[EXERCISE TASK] Restate each of the lines below word for word and drop every picture.

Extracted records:
* * *

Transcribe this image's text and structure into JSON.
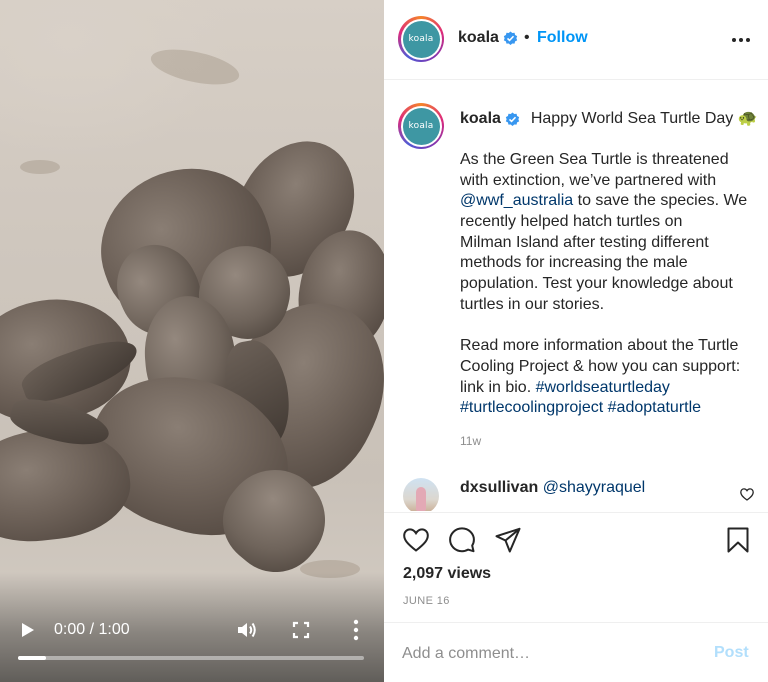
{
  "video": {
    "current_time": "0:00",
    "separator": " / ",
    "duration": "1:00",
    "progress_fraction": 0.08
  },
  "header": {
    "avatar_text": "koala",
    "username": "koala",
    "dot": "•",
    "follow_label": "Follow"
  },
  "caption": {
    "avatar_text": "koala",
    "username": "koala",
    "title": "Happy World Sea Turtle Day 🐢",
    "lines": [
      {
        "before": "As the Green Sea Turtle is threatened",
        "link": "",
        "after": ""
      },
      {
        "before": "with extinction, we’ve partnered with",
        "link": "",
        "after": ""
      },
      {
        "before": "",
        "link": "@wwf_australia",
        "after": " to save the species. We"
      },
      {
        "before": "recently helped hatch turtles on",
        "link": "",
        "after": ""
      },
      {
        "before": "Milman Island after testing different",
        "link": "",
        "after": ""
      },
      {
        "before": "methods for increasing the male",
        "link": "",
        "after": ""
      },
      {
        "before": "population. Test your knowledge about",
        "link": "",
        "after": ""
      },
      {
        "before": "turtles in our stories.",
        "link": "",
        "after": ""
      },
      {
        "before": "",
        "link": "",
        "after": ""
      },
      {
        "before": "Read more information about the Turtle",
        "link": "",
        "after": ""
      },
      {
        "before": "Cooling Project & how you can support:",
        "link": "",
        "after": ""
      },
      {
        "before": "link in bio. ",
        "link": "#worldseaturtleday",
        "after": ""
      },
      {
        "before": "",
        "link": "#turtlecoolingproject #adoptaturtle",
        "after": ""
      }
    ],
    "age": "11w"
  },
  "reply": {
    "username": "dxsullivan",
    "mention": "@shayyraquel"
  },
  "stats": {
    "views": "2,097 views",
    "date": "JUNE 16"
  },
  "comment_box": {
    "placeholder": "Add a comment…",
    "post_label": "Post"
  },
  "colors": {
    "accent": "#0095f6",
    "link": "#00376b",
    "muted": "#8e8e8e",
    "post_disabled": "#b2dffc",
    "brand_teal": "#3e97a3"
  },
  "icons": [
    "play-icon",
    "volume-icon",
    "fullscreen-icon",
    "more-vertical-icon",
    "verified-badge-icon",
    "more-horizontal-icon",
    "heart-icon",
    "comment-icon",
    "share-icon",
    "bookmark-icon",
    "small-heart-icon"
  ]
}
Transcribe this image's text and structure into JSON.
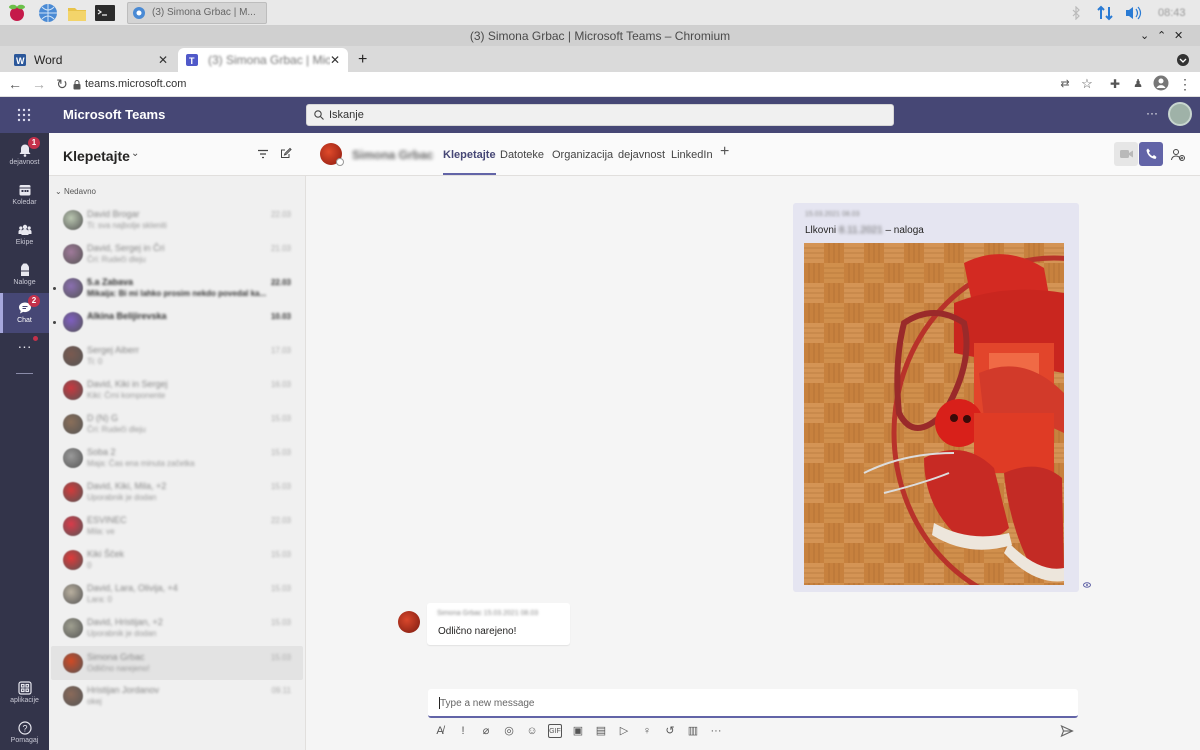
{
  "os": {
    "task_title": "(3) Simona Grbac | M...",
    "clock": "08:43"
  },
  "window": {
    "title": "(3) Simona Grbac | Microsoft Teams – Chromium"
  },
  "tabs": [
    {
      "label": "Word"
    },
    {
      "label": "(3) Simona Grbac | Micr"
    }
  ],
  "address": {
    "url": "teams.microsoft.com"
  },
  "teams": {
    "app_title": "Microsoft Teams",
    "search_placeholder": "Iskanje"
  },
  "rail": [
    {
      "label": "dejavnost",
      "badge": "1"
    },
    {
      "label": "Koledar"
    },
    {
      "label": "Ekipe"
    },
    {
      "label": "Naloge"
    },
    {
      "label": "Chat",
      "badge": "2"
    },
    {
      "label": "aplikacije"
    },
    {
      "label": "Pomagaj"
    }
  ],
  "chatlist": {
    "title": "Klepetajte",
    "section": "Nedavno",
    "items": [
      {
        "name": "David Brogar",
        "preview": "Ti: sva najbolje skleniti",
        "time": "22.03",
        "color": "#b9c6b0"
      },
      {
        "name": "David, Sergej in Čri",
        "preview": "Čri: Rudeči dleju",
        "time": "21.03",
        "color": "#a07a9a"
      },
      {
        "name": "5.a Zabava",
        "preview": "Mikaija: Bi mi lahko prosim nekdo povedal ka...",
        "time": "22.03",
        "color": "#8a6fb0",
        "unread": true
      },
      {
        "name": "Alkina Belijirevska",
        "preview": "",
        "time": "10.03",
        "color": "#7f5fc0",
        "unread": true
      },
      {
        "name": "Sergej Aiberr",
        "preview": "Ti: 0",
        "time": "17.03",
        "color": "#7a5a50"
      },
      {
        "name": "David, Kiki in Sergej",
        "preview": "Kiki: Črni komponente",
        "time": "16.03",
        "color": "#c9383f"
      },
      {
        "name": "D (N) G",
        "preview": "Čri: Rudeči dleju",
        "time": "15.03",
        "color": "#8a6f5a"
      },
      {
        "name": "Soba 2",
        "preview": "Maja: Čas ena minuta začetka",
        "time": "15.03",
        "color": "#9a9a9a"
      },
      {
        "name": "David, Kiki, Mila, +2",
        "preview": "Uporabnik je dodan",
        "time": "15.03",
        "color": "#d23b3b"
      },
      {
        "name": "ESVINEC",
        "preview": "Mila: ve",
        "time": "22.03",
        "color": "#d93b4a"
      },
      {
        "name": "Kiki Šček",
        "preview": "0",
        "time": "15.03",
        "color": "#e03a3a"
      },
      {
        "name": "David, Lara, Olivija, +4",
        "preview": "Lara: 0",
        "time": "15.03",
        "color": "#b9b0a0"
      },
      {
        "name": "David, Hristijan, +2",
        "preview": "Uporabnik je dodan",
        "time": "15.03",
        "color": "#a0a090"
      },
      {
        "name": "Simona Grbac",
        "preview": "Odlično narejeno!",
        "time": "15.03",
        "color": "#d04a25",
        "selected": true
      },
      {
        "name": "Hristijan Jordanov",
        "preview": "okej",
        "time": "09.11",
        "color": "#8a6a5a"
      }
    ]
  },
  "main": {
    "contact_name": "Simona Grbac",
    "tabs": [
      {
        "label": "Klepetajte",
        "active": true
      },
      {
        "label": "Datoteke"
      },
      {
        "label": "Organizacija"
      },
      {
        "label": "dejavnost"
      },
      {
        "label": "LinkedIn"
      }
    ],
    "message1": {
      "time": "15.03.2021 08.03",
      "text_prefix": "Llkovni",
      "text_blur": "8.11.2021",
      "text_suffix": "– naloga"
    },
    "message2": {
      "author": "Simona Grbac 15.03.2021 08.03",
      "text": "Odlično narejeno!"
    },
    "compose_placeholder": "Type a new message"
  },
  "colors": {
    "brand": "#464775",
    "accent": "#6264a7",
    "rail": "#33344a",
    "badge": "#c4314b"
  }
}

* * *

[EXERCISE ANSWER]
Transcribe this image's text and structure into JSON.
{
  "video": {
    "current_time": "0:00",
    "separator": " / ",
    "duration": "1:00",
    "progress_fraction": 0.08
  },
  "header": {
    "avatar_text": "koala",
    "username": "koala",
    "dot": "•",
    "follow_label": "Follow"
  },
  "caption": {
    "avatar_text": "koala",
    "username": "koala",
    "title": "Happy World Sea Turtle Day 🐢",
    "lines": [
      {
        "before": "As the Green Sea Turtle is threatened",
        "link": "",
        "after": ""
      },
      {
        "before": "with extinction, we’ve partnered with",
        "link": "",
        "after": ""
      },
      {
        "before": "",
        "link": "@wwf_australia",
        "after": " to save the species. We"
      },
      {
        "before": "recently helped hatch turtles on",
        "link": "",
        "after": ""
      },
      {
        "before": "Milman Island after testing different",
        "link": "",
        "after": ""
      },
      {
        "before": "methods for increasing the male",
        "link": "",
        "after": ""
      },
      {
        "before": "population. Test your knowledge about",
        "link": "",
        "after": ""
      },
      {
        "before": "turtles in our stories.",
        "link": "",
        "after": ""
      },
      {
        "before": "",
        "link": "",
        "after": ""
      },
      {
        "before": "Read more information about the Turtle",
        "link": "",
        "after": ""
      },
      {
        "before": "Cooling Project & how you can support:",
        "link": "",
        "after": ""
      },
      {
        "before": "link in bio. ",
        "link": "#worldseaturtleday",
        "after": ""
      },
      {
        "before": "",
        "link": "#turtlecoolingproject #adoptaturtle",
        "after": ""
      }
    ],
    "age": "11w"
  },
  "reply": {
    "username": "dxsullivan",
    "mention": "@shayyraquel"
  },
  "stats": {
    "views": "2,097 views",
    "date": "JUNE 16"
  },
  "comment_box": {
    "placeholder": "Add a comment…",
    "post_label": "Post"
  },
  "colors": {
    "accent": "#0095f6",
    "link": "#00376b",
    "muted": "#8e8e8e",
    "post_disabled": "#b2dffc",
    "brand_teal": "#3e97a3"
  },
  "icons": [
    "play-icon",
    "volume-icon",
    "fullscreen-icon",
    "more-vertical-icon",
    "verified-badge-icon",
    "more-horizontal-icon",
    "heart-icon",
    "comment-icon",
    "share-icon",
    "bookmark-icon",
    "small-heart-icon"
  ]
}
Transcribe this image's text and structure into JSON.
{
  "os": {
    "task_title": "(3) Simona Grbac | M...",
    "clock": "08:43"
  },
  "window": {
    "title": "(3) Simona Grbac | Microsoft Teams – Chromium"
  },
  "tabs": [
    {
      "label": "Word"
    },
    {
      "label": "(3) Simona Grbac | Micr"
    }
  ],
  "address": {
    "url": "teams.microsoft.com"
  },
  "teams": {
    "app_title": "Microsoft Teams",
    "search_placeholder": "Iskanje"
  },
  "rail": [
    {
      "label": "dejavnost",
      "badge": "1"
    },
    {
      "label": "Koledar"
    },
    {
      "label": "Ekipe"
    },
    {
      "label": "Naloge"
    },
    {
      "label": "Chat",
      "badge": "2"
    },
    {
      "label": "aplikacije"
    },
    {
      "label": "Pomagaj"
    }
  ],
  "chatlist": {
    "title": "Klepetajte",
    "section": "Nedavno",
    "items": [
      {
        "name": "David Brogar",
        "preview": "Ti: sva najbolje skleniti",
        "time": "22.03",
        "color": "#b9c6b0"
      },
      {
        "name": "David, Sergej in Čri",
        "preview": "Čri: Rudeči dleju",
        "time": "21.03",
        "color": "#a07a9a"
      },
      {
        "name": "5.a Zabava",
        "preview": "Mikaija: Bi mi lahko prosim nekdo povedal ka...",
        "time": "22.03",
        "color": "#8a6fb0",
        "unread": true
      },
      {
        "name": "Alkina Belijirevska",
        "preview": "",
        "time": "10.03",
        "color": "#7f5fc0",
        "unread": true
      },
      {
        "name": "Sergej Aiberr",
        "preview": "Ti: 0",
        "time": "17.03",
        "color": "#7a5a50"
      },
      {
        "name": "David, Kiki in Sergej",
        "preview": "Kiki: Črni komponente",
        "time": "16.03",
        "color": "#c9383f"
      },
      {
        "name": "D (N) G",
        "preview": "Čri: Rudeči dleju",
        "time": "15.03",
        "color": "#8a6f5a"
      },
      {
        "name": "Soba 2",
        "preview": "Maja: Čas ena minuta začetka",
        "time": "15.03",
        "color": "#9a9a9a"
      },
      {
        "name": "David, Kiki, Mila, +2",
        "preview": "Uporabnik je dodan",
        "time": "15.03",
        "color": "#d23b3b"
      },
      {
        "name": "ESVINEC",
        "preview": "Mila: ve",
        "time": "22.03",
        "color": "#d93b4a"
      },
      {
        "name": "Kiki Šček",
        "preview": "0",
        "time": "15.03",
        "color": "#e03a3a"
      },
      {
        "name": "David, Lara, Olivija, +4",
        "preview": "Lara: 0",
        "time": "15.03",
        "color": "#b9b0a0"
      },
      {
        "name": "David, Hristijan, +2",
        "preview": "Uporabnik je dodan",
        "time": "15.03",
        "color": "#a0a090"
      },
      {
        "name": "Simona Grbac",
        "preview": "Odlično narejeno!",
        "time": "15.03",
        "color": "#d04a25",
        "selected": true
      },
      {
        "name": "Hristijan Jordanov",
        "preview": "okej",
        "time": "09.11",
        "color": "#8a6a5a"
      }
    ]
  },
  "main": {
    "contact_name": "Simona Grbac",
    "tabs": [
      {
        "label": "Klepetajte",
        "active": true
      },
      {
        "label": "Datoteke"
      },
      {
        "label": "Organizacija"
      },
      {
        "label": "dejavnost"
      },
      {
        "label": "LinkedIn"
      }
    ],
    "message1": {
      "time": "15.03.2021 08.03",
      "text_prefix": "Llkovni",
      "text_blur": "8.11.2021",
      "text_suffix": "– naloga"
    },
    "message2": {
      "author": "Simona Grbac 15.03.2021 08.03",
      "text": "Odlično narejeno!"
    },
    "compose_placeholder": "Type a new message"
  },
  "colors": {
    "brand": "#464775",
    "accent": "#6264a7",
    "rail": "#33344a",
    "badge": "#c4314b"
  }
}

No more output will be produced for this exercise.